----- RECORDS FOR THIS EXERCISE

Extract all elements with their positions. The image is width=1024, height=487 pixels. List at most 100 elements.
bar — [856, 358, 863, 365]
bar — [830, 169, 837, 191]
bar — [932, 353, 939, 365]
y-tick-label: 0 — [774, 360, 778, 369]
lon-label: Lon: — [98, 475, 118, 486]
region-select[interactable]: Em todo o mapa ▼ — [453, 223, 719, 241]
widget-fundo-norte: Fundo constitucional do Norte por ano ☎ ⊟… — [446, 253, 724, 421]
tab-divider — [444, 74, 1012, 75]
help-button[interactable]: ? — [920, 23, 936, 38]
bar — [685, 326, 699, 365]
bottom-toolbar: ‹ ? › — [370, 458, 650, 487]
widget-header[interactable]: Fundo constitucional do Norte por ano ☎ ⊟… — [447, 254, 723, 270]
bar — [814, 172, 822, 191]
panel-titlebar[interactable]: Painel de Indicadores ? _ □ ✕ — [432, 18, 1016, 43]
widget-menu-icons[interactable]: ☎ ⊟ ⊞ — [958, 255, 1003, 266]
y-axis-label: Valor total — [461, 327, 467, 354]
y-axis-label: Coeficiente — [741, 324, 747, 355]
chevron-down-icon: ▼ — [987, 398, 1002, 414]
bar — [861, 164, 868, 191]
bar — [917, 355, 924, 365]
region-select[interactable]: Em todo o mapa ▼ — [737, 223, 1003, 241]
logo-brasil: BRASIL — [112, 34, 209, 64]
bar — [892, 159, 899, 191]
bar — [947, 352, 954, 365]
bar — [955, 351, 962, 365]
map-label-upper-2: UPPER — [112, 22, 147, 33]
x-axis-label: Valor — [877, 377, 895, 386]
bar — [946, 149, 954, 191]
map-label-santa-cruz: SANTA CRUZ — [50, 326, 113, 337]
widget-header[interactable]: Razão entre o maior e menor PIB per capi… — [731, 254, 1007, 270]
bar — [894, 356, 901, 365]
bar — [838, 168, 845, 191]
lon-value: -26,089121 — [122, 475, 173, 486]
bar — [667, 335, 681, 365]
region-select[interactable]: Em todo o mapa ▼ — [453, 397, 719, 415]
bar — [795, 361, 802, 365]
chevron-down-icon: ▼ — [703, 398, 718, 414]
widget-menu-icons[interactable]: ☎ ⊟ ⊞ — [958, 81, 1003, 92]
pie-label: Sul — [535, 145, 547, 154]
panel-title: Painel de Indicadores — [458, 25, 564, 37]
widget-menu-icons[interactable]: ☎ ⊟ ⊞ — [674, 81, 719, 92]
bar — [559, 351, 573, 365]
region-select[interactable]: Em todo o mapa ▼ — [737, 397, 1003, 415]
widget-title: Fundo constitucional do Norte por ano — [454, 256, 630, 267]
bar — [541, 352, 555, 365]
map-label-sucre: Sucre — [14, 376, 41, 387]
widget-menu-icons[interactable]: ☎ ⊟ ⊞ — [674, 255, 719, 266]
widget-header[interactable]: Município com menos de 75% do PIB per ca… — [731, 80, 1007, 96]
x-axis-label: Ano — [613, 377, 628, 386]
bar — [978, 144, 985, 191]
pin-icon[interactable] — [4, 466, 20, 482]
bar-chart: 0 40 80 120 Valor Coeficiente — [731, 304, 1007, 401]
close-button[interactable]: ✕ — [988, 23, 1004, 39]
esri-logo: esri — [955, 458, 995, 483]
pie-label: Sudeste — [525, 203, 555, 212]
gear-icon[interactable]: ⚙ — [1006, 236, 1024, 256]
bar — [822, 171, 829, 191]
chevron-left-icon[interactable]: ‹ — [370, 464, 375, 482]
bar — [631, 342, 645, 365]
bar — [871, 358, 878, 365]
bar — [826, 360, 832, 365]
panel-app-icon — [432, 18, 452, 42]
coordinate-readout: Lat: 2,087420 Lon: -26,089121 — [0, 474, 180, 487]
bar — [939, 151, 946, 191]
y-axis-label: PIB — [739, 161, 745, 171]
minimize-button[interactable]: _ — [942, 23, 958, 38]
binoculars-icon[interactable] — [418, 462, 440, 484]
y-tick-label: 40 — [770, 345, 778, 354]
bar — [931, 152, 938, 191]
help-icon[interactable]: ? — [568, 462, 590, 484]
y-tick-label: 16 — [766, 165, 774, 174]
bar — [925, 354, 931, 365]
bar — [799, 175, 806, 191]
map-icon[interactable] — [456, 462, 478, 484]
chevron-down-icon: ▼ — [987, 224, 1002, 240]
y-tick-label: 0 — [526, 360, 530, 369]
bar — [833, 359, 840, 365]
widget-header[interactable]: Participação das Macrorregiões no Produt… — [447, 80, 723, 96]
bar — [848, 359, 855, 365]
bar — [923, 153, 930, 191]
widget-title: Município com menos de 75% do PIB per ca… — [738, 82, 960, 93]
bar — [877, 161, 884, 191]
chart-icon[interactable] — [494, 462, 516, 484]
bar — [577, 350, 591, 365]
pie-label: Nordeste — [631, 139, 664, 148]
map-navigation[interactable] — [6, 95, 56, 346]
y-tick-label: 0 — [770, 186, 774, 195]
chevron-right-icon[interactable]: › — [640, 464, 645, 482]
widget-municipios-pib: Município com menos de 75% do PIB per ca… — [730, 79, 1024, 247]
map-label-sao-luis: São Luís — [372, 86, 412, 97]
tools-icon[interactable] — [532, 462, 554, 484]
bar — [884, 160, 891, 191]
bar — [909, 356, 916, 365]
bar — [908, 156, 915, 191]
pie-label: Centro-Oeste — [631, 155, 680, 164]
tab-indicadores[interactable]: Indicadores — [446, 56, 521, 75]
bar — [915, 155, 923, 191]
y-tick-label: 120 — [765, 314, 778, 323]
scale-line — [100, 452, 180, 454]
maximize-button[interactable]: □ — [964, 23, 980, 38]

----------

▸ TASK OBJECTIVE
Reproduce the data above verbatim, line for line.

▸ WRITTEN ANSWER
Extract all elements with their positions. The image is width=1024, height=487 pixels. List at most 100 elements.
bar — [856, 358, 863, 365]
bar — [830, 169, 837, 191]
bar — [932, 353, 939, 365]
y-tick-label: 0 — [774, 360, 778, 369]
lon-label: Lon: — [98, 475, 118, 486]
region-select[interactable]: Em todo o mapa ▼ — [453, 223, 719, 241]
widget-fundo-norte: Fundo constitucional do Norte por ano ☎ ⊟… — [446, 253, 724, 421]
tab-divider — [444, 74, 1012, 75]
help-button[interactable]: ? — [920, 23, 936, 38]
bar — [685, 326, 699, 365]
bottom-toolbar: ‹ ? › — [370, 458, 650, 487]
widget-header[interactable]: Fundo constitucional do Norte por ano ☎ ⊟… — [447, 254, 723, 270]
bar — [814, 172, 822, 191]
panel-titlebar[interactable]: Painel de Indicadores ? _ □ ✕ — [432, 18, 1016, 43]
widget-menu-icons[interactable]: ☎ ⊟ ⊞ — [958, 255, 1003, 266]
y-axis-label: Valor total — [461, 327, 467, 354]
y-axis-label: Coeficiente — [741, 324, 747, 355]
chevron-down-icon: ▼ — [987, 398, 1002, 414]
bar — [861, 164, 868, 191]
bar — [917, 355, 924, 365]
region-select[interactable]: Em todo o mapa ▼ — [737, 223, 1003, 241]
logo-brasil: BRASIL — [112, 34, 209, 64]
bar — [892, 159, 899, 191]
bar — [947, 352, 954, 365]
bar — [955, 351, 962, 365]
map-label-upper-2: UPPER — [112, 22, 147, 33]
x-axis-label: Valor — [877, 377, 895, 386]
bar — [946, 149, 954, 191]
map-label-santa-cruz: SANTA CRUZ — [50, 326, 113, 337]
widget-header[interactable]: Razão entre o maior e menor PIB per capi… — [731, 254, 1007, 270]
bar — [894, 356, 901, 365]
bar — [838, 168, 845, 191]
lon-value: -26,089121 — [122, 475, 173, 486]
bar — [667, 335, 681, 365]
region-select[interactable]: Em todo o mapa ▼ — [453, 397, 719, 415]
bar — [795, 361, 802, 365]
chevron-down-icon: ▼ — [703, 398, 718, 414]
widget-menu-icons[interactable]: ☎ ⊟ ⊞ — [958, 81, 1003, 92]
pie-label: Sul — [535, 145, 547, 154]
panel-title: Painel de Indicadores — [458, 25, 564, 37]
widget-menu-icons[interactable]: ☎ ⊟ ⊞ — [674, 81, 719, 92]
bar — [559, 351, 573, 365]
region-select[interactable]: Em todo o mapa ▼ — [737, 397, 1003, 415]
widget-title: Fundo constitucional do Norte por ano — [454, 256, 630, 267]
bar — [541, 352, 555, 365]
map-label-sucre: Sucre — [14, 376, 41, 387]
widget-menu-icons[interactable]: ☎ ⊟ ⊞ — [674, 255, 719, 266]
widget-header[interactable]: Município com menos de 75% do PIB per ca… — [731, 80, 1007, 96]
x-axis-label: Ano — [613, 377, 628, 386]
bar — [978, 144, 985, 191]
pin-icon[interactable] — [4, 466, 20, 482]
bar-chart: 0 40 80 120 Valor Coeficiente — [731, 304, 1007, 401]
close-button[interactable]: ✕ — [988, 23, 1004, 39]
esri-logo: esri — [955, 458, 995, 483]
pie-label: Sudeste — [525, 203, 555, 212]
gear-icon[interactable]: ⚙ — [1006, 236, 1024, 256]
bar — [822, 171, 829, 191]
chevron-left-icon[interactable]: ‹ — [370, 464, 375, 482]
bar — [631, 342, 645, 365]
bar — [871, 358, 878, 365]
bar — [826, 360, 832, 365]
panel-app-icon — [432, 18, 452, 42]
coordinate-readout: Lat: 2,087420 Lon: -26,089121 — [0, 474, 180, 487]
bar — [939, 151, 946, 191]
y-axis-label: PIB — [739, 161, 745, 171]
minimize-button[interactable]: _ — [942, 23, 958, 38]
binoculars-icon[interactable] — [418, 462, 440, 484]
y-tick-label: 40 — [770, 345, 778, 354]
bar — [931, 152, 938, 191]
help-icon[interactable]: ? — [568, 462, 590, 484]
y-tick-label: 16 — [766, 165, 774, 174]
bar — [925, 354, 931, 365]
bar — [799, 175, 806, 191]
map-icon[interactable] — [456, 462, 478, 484]
chevron-down-icon: ▼ — [987, 224, 1002, 240]
y-tick-label: 0 — [526, 360, 530, 369]
bar — [833, 359, 840, 365]
widget-header[interactable]: Participação das Macrorregiões no Produt… — [447, 80, 723, 96]
bar — [848, 359, 855, 365]
bar — [923, 153, 930, 191]
widget-title: Município com menos de 75% do PIB per ca… — [738, 82, 960, 93]
bar — [877, 161, 884, 191]
chart-icon[interactable] — [494, 462, 516, 484]
bar — [577, 350, 591, 365]
pie-label: Nordeste — [631, 139, 664, 148]
map-navigation[interactable] — [6, 95, 56, 346]
y-tick-label: 0 — [770, 186, 774, 195]
chevron-right-icon[interactable]: › — [640, 464, 645, 482]
widget-municipios-pib: Município com menos de 75% do PIB per ca… — [730, 79, 1024, 247]
map-label-sao-luis: São Luís — [372, 86, 412, 97]
tools-icon[interactable] — [532, 462, 554, 484]
bar — [884, 160, 891, 191]
bar — [909, 356, 916, 365]
bar — [908, 156, 915, 191]
pie-label: Centro-Oeste — [631, 155, 680, 164]
tab-indicadores[interactable]: Indicadores — [446, 56, 521, 75]
bar — [915, 155, 923, 191]
y-tick-label: 120 — [765, 314, 778, 323]
scale-line — [100, 452, 180, 454]
maximize-button[interactable]: □ — [964, 23, 980, 38]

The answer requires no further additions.